> YOUR INSTRUCTIONS:
Please print the data below unchanged, line for line.
%%
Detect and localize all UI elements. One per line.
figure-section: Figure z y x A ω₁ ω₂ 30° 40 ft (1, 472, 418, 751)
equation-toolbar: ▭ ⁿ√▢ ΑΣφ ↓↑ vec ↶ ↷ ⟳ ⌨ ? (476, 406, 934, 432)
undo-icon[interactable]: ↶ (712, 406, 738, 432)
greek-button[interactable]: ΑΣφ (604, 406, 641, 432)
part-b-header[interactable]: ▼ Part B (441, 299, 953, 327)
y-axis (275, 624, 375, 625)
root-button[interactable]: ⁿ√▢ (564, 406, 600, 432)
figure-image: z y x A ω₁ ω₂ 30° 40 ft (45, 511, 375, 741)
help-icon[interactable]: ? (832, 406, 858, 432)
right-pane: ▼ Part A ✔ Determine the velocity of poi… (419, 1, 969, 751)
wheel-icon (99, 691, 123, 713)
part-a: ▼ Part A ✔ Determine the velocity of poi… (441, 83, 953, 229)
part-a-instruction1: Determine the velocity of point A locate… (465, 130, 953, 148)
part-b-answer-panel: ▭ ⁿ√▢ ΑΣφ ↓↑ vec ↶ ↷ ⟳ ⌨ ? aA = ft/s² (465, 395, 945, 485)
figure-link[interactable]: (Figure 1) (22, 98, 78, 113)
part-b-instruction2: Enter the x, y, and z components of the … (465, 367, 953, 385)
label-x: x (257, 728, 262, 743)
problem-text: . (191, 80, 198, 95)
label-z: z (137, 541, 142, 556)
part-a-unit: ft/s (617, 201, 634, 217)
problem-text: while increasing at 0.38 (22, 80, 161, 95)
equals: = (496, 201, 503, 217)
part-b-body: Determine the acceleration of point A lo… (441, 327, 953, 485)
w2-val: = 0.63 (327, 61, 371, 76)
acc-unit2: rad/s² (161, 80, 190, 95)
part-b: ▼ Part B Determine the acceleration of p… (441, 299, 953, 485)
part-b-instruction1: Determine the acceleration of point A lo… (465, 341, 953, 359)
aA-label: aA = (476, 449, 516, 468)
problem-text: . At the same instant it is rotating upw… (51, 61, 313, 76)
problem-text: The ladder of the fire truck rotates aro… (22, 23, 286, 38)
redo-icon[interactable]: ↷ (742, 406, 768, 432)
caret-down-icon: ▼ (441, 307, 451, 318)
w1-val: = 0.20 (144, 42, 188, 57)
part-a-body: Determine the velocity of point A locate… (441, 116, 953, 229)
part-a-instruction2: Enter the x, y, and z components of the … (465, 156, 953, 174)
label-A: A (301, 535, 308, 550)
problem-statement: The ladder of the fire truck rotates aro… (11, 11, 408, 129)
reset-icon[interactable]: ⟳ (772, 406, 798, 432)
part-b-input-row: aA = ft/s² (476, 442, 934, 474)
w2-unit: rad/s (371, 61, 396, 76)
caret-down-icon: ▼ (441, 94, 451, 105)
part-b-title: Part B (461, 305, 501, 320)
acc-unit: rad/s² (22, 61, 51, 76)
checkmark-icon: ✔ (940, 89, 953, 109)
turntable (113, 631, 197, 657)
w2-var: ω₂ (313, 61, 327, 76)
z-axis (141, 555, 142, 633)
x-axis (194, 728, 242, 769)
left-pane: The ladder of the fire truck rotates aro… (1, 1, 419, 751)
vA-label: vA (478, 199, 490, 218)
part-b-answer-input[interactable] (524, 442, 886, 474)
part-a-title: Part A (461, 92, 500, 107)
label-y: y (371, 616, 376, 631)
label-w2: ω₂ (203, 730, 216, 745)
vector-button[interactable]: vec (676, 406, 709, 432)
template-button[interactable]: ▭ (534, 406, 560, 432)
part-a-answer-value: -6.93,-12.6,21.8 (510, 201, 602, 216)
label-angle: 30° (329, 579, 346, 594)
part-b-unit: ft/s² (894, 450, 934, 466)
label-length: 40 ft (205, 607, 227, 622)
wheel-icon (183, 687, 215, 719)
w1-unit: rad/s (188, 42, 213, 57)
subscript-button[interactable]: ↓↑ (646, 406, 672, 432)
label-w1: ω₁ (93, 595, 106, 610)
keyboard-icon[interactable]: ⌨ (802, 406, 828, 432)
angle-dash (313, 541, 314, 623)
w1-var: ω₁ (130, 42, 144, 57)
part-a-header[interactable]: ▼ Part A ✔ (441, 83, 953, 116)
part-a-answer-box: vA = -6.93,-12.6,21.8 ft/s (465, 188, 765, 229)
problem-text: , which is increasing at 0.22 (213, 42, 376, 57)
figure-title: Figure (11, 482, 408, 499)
%%
> RESULT OF THE EXERCISE:
Detect and localize all UI elements. One per line.
figure-section: Figure z y x A ω₁ ω₂ 30° 40 ft (1, 472, 418, 751)
equation-toolbar: ▭ ⁿ√▢ ΑΣφ ↓↑ vec ↶ ↷ ⟳ ⌨ ? (476, 406, 934, 432)
undo-icon[interactable]: ↶ (712, 406, 738, 432)
greek-button[interactable]: ΑΣφ (604, 406, 641, 432)
part-b-header[interactable]: ▼ Part B (441, 299, 953, 327)
y-axis (275, 624, 375, 625)
root-button[interactable]: ⁿ√▢ (564, 406, 600, 432)
figure-image: z y x A ω₁ ω₂ 30° 40 ft (45, 511, 375, 741)
help-icon[interactable]: ? (832, 406, 858, 432)
right-pane: ▼ Part A ✔ Determine the velocity of poi… (419, 1, 969, 751)
wheel-icon (99, 691, 123, 713)
part-a: ▼ Part A ✔ Determine the velocity of poi… (441, 83, 953, 229)
part-a-instruction1: Determine the velocity of point A locate… (465, 130, 953, 148)
part-b-answer-panel: ▭ ⁿ√▢ ΑΣφ ↓↑ vec ↶ ↷ ⟳ ⌨ ? aA = ft/s² (465, 395, 945, 485)
figure-link[interactable]: (Figure 1) (22, 98, 78, 113)
part-b-instruction2: Enter the x, y, and z components of the … (465, 367, 953, 385)
label-x: x (257, 728, 262, 743)
problem-text: . (191, 80, 198, 95)
label-z: z (137, 541, 142, 556)
part-a-unit: ft/s (617, 201, 634, 217)
problem-text: while increasing at 0.38 (22, 80, 161, 95)
equals: = (496, 201, 503, 217)
part-b-body: Determine the acceleration of point A lo… (441, 327, 953, 485)
w2-val: = 0.63 (327, 61, 371, 76)
acc-unit2: rad/s² (161, 80, 190, 95)
part-b: ▼ Part B Determine the acceleration of p… (441, 299, 953, 485)
part-b-instruction1: Determine the acceleration of point A lo… (465, 341, 953, 359)
aA-label: aA = (476, 449, 516, 468)
problem-text: . At the same instant it is rotating upw… (51, 61, 313, 76)
problem-text: The ladder of the fire truck rotates aro… (22, 23, 286, 38)
redo-icon[interactable]: ↷ (742, 406, 768, 432)
caret-down-icon: ▼ (441, 307, 451, 318)
w1-val: = 0.20 (144, 42, 188, 57)
part-a-body: Determine the velocity of point A locate… (441, 116, 953, 229)
part-a-instruction2: Enter the x, y, and z components of the … (465, 156, 953, 174)
label-A: A (301, 535, 308, 550)
problem-statement: The ladder of the fire truck rotates aro… (11, 11, 408, 129)
reset-icon[interactable]: ⟳ (772, 406, 798, 432)
part-b-input-row: aA = ft/s² (476, 442, 934, 474)
w2-unit: rad/s (371, 61, 396, 76)
caret-down-icon: ▼ (441, 94, 451, 105)
part-b-title: Part B (461, 305, 501, 320)
acc-unit: rad/s² (22, 61, 51, 76)
checkmark-icon: ✔ (940, 89, 953, 109)
turntable (113, 631, 197, 657)
w2-var: ω₂ (313, 61, 327, 76)
z-axis (141, 555, 142, 633)
x-axis (194, 728, 242, 769)
left-pane: The ladder of the fire truck rotates aro… (1, 1, 419, 751)
vA-label: vA (478, 199, 490, 218)
part-b-answer-input[interactable] (524, 442, 886, 474)
part-a-title: Part A (461, 92, 500, 107)
label-y: y (371, 616, 376, 631)
label-w2: ω₂ (203, 730, 216, 745)
vector-button[interactable]: vec (676, 406, 709, 432)
template-button[interactable]: ▭ (534, 406, 560, 432)
part-a-answer-value: -6.93,-12.6,21.8 (510, 201, 602, 216)
label-angle: 30° (329, 579, 346, 594)
part-b-unit: ft/s² (894, 450, 934, 466)
label-length: 40 ft (205, 607, 227, 622)
wheel-icon (183, 687, 215, 719)
w1-unit: rad/s (188, 42, 213, 57)
subscript-button[interactable]: ↓↑ (646, 406, 672, 432)
label-w1: ω₁ (93, 595, 106, 610)
keyboard-icon[interactable]: ⌨ (802, 406, 828, 432)
angle-dash (313, 541, 314, 623)
w1-var: ω₁ (130, 42, 144, 57)
part-a-header[interactable]: ▼ Part A ✔ (441, 83, 953, 116)
part-a-answer-box: vA = -6.93,-12.6,21.8 ft/s (465, 188, 765, 229)
problem-text: , which is increasing at 0.22 (213, 42, 376, 57)
figure-title: Figure (11, 482, 408, 499)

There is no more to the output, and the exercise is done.